───── EXTRACTED INFORMATION

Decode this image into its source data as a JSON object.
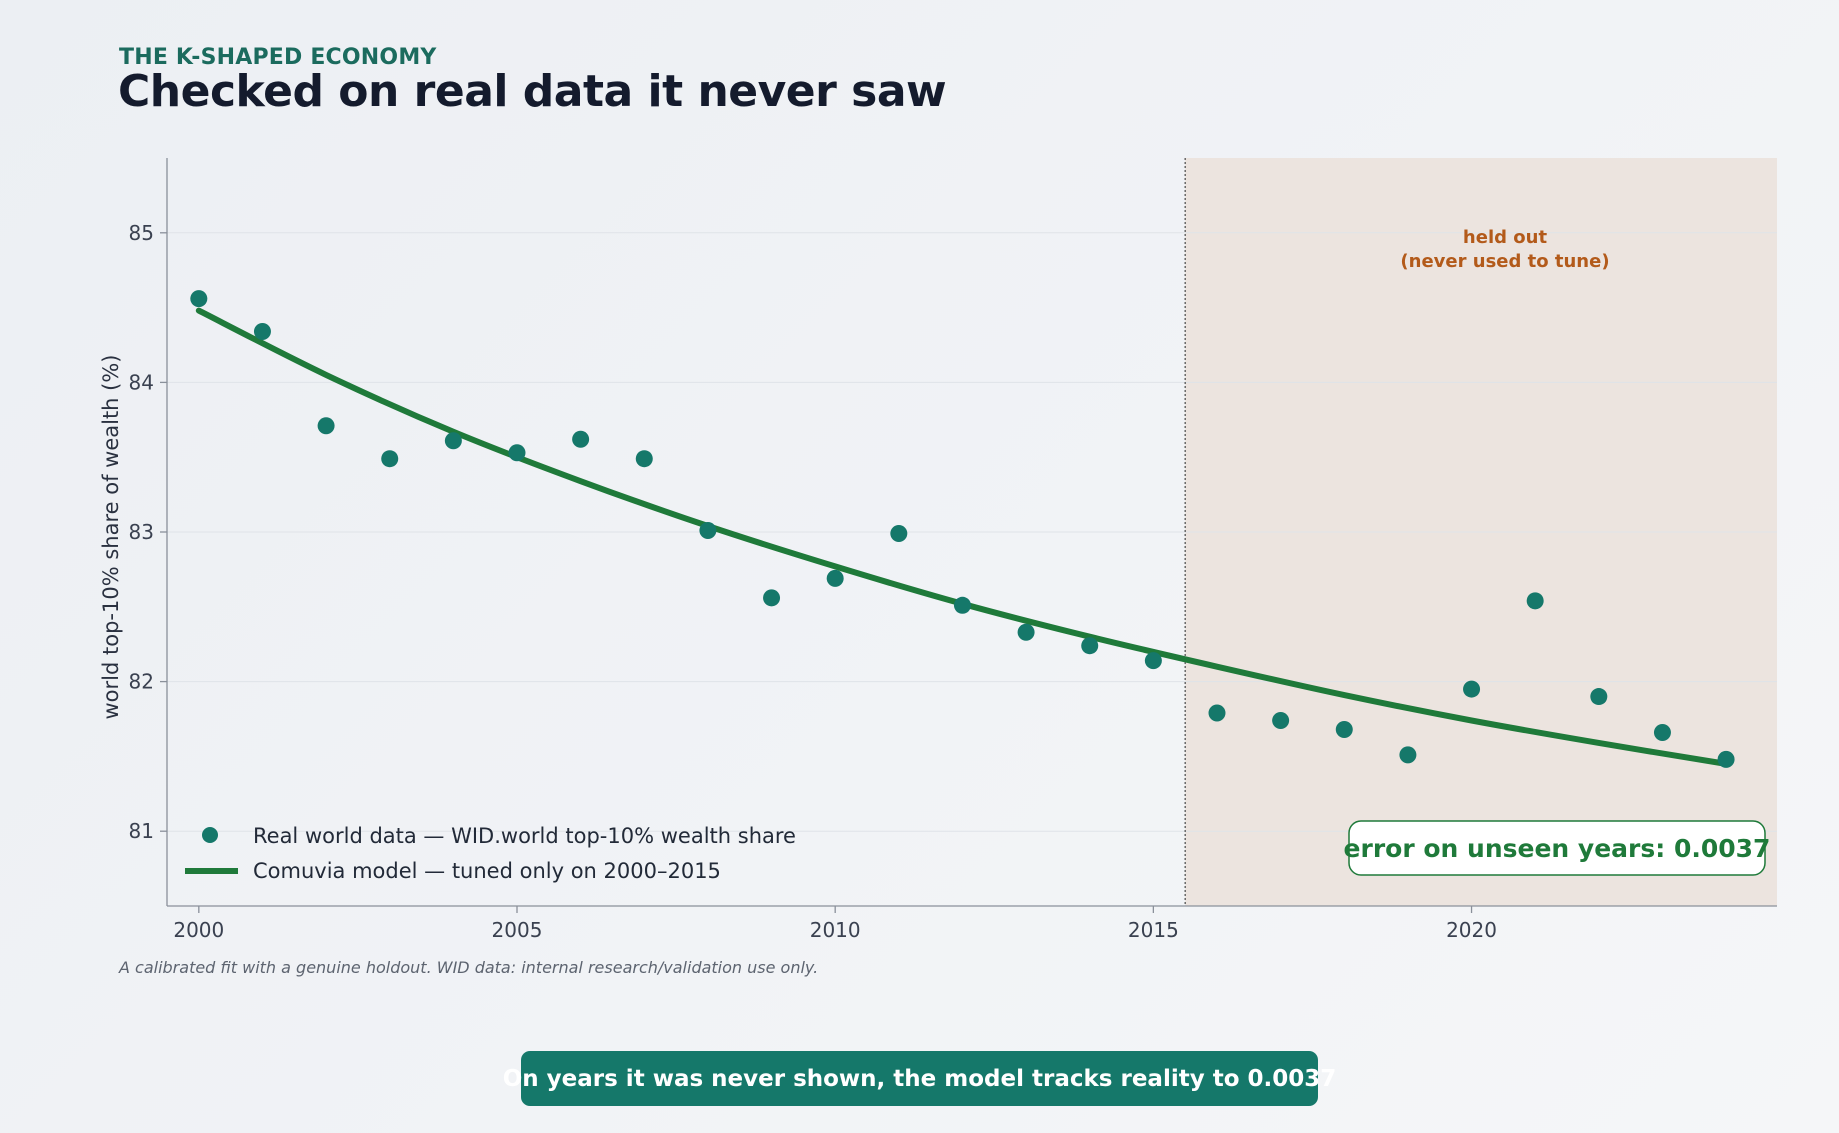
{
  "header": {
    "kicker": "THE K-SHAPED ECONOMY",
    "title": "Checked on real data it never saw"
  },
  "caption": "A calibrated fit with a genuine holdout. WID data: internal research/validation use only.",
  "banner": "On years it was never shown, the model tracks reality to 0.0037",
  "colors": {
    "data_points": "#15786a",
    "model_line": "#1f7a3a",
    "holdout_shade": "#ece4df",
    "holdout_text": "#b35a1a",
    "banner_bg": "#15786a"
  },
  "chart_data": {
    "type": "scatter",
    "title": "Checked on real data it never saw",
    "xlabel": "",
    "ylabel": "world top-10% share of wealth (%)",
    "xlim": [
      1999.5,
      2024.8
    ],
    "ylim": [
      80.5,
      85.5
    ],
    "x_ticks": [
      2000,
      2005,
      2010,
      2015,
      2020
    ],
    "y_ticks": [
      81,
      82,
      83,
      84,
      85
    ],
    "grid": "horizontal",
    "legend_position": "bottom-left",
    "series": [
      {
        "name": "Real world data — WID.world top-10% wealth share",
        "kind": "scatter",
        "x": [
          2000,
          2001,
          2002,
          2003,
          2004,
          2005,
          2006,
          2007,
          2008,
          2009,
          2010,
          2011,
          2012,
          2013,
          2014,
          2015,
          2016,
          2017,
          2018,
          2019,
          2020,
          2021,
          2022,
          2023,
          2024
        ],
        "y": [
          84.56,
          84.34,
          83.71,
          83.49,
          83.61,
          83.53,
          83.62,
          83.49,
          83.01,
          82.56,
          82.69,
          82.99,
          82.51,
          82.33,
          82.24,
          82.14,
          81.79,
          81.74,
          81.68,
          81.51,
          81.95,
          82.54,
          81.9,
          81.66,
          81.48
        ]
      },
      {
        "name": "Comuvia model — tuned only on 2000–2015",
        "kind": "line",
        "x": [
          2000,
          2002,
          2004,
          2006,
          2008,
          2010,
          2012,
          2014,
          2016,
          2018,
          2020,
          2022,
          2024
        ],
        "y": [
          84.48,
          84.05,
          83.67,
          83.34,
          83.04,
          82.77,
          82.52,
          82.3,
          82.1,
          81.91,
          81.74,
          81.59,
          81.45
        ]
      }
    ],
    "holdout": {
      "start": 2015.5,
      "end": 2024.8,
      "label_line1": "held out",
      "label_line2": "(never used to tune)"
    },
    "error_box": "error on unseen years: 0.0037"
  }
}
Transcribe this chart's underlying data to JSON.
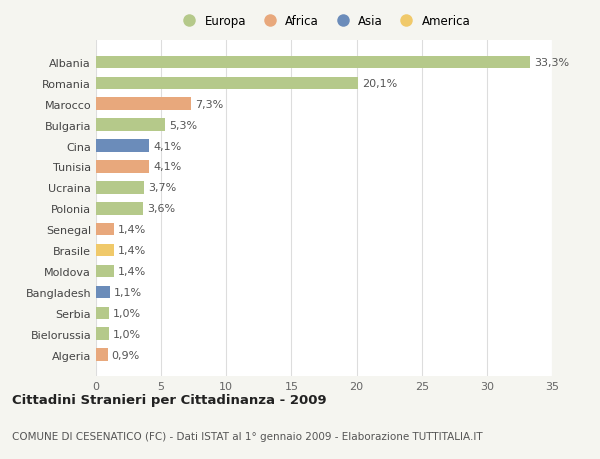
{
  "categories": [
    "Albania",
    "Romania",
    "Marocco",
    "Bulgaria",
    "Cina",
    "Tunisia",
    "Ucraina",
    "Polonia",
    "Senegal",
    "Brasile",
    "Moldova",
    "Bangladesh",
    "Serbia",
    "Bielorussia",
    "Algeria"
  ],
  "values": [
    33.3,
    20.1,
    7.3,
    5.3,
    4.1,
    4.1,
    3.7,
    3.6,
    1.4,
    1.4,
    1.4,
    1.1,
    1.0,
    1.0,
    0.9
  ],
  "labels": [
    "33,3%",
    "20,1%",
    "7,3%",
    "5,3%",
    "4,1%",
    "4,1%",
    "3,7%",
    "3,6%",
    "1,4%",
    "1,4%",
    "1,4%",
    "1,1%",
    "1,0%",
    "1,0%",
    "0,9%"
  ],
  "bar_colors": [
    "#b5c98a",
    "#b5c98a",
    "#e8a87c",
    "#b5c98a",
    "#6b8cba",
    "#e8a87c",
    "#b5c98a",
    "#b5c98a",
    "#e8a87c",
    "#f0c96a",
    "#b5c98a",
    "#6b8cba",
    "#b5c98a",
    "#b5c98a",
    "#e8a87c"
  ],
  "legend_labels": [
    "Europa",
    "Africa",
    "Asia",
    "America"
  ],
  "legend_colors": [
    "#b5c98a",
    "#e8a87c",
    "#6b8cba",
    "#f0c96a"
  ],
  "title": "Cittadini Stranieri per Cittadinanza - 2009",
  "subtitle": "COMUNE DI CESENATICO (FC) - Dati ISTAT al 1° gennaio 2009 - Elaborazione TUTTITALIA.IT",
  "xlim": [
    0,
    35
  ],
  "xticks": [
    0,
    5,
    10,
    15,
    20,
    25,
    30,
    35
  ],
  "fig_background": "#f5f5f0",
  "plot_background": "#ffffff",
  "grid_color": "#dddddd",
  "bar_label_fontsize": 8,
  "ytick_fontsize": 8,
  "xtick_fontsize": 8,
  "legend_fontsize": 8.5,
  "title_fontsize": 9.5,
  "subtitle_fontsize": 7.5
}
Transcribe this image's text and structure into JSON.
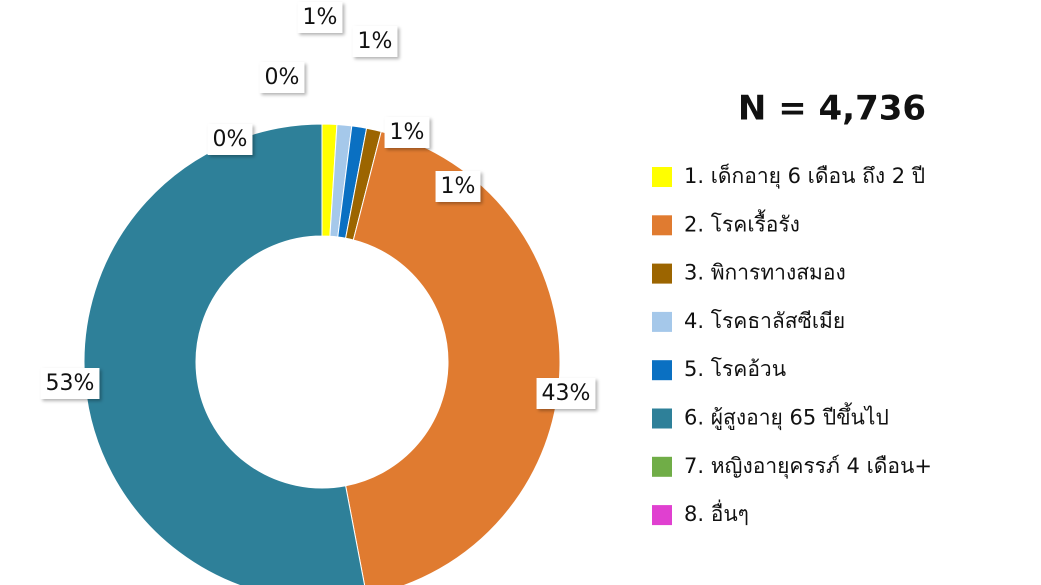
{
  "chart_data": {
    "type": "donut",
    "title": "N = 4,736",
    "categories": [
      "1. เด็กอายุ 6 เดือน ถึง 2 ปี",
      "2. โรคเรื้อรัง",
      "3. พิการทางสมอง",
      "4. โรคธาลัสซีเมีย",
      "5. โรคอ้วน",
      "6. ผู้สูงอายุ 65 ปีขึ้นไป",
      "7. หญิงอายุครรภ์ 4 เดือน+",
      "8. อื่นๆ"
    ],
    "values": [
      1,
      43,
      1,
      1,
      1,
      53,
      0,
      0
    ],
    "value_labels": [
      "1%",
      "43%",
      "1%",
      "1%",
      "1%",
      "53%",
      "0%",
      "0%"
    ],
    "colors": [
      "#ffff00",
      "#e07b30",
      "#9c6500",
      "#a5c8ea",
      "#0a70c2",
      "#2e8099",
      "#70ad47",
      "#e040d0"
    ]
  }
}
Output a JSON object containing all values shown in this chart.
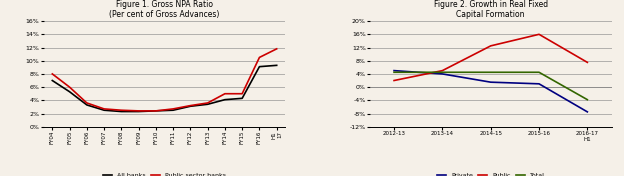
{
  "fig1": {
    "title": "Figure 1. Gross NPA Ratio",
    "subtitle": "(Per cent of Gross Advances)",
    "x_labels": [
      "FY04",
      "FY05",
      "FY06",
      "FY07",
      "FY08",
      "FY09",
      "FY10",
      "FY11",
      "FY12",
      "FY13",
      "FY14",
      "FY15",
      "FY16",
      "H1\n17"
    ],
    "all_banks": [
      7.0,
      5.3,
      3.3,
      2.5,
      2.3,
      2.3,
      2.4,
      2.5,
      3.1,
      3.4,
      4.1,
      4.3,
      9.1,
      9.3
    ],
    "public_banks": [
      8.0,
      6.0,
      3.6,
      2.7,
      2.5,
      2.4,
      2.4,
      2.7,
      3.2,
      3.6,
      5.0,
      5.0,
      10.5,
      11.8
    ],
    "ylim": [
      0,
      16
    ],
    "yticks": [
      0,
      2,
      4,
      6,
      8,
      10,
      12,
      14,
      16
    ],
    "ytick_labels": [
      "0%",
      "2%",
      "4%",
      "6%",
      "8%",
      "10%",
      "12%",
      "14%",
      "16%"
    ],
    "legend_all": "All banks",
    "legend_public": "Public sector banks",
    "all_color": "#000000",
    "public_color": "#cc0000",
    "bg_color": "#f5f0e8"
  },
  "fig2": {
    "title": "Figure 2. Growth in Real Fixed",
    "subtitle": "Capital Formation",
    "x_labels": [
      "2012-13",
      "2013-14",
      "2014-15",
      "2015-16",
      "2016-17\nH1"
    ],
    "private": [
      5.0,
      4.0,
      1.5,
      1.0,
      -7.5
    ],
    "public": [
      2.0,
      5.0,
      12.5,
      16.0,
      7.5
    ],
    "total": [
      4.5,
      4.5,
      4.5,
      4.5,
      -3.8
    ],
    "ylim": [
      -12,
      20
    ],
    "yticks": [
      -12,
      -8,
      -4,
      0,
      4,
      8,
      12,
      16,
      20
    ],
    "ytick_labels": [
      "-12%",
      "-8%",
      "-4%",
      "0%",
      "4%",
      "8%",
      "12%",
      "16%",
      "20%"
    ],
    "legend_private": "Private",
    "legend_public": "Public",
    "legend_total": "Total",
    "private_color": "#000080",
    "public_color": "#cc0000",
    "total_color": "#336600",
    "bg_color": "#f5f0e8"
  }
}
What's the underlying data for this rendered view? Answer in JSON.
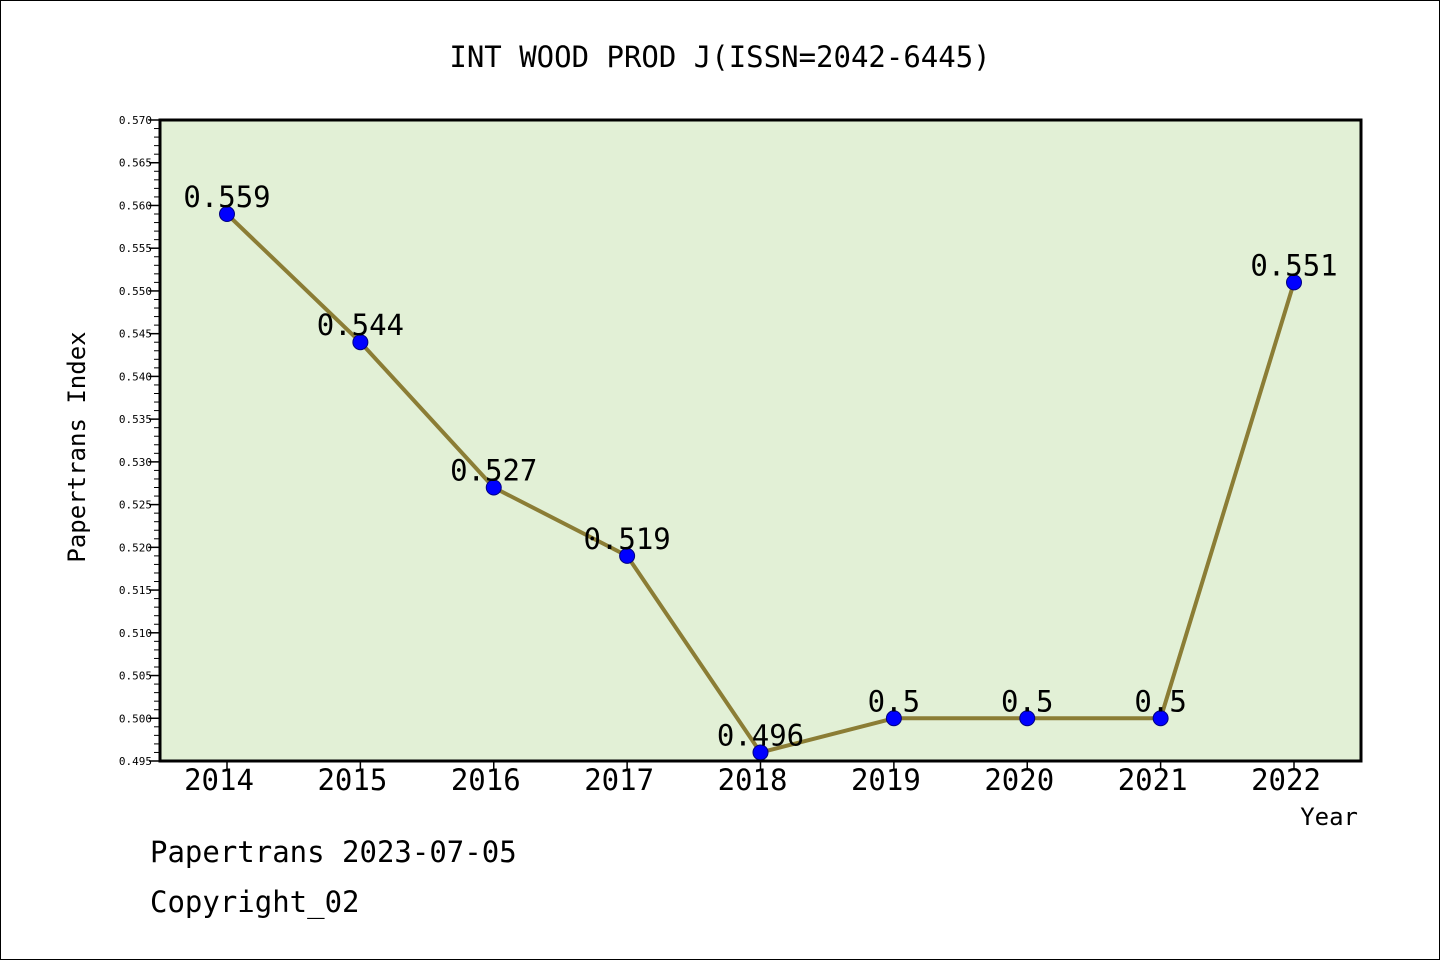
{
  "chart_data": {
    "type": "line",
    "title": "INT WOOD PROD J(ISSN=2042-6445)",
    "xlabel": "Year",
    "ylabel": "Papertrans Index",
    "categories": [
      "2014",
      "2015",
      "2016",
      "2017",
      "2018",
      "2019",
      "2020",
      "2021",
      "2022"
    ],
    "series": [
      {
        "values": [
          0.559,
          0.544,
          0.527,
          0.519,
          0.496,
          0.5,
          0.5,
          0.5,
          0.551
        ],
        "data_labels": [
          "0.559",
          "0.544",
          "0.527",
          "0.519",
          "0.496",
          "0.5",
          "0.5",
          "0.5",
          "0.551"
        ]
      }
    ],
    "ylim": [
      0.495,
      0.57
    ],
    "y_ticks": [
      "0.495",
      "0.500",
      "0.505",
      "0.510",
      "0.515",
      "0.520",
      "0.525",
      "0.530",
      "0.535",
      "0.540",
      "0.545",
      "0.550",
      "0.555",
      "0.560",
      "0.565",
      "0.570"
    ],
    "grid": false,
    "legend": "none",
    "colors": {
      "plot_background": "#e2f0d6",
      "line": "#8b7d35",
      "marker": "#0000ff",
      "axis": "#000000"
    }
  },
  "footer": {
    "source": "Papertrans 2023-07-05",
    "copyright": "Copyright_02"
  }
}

──────────

Write down exactly the lines running from the line with "What's the underlying" through the end of the material, both ends included, and none of the pictures.

_THE ANSWER:_
What's the underlying data for this rendered view? Answer in JSON.
{
  "chart_data": {
    "type": "line",
    "title": "INT WOOD PROD J(ISSN=2042-6445)",
    "xlabel": "Year",
    "ylabel": "Papertrans Index",
    "categories": [
      "2014",
      "2015",
      "2016",
      "2017",
      "2018",
      "2019",
      "2020",
      "2021",
      "2022"
    ],
    "series": [
      {
        "values": [
          0.559,
          0.544,
          0.527,
          0.519,
          0.496,
          0.5,
          0.5,
          0.5,
          0.551
        ],
        "data_labels": [
          "0.559",
          "0.544",
          "0.527",
          "0.519",
          "0.496",
          "0.5",
          "0.5",
          "0.5",
          "0.551"
        ]
      }
    ],
    "ylim": [
      0.495,
      0.57
    ],
    "y_ticks": [
      "0.495",
      "0.500",
      "0.505",
      "0.510",
      "0.515",
      "0.520",
      "0.525",
      "0.530",
      "0.535",
      "0.540",
      "0.545",
      "0.550",
      "0.555",
      "0.560",
      "0.565",
      "0.570"
    ],
    "grid": false,
    "legend": "none",
    "colors": {
      "plot_background": "#e2f0d6",
      "line": "#8b7d35",
      "marker": "#0000ff",
      "axis": "#000000"
    }
  },
  "footer": {
    "source": "Papertrans 2023-07-05",
    "copyright": "Copyright_02"
  }
}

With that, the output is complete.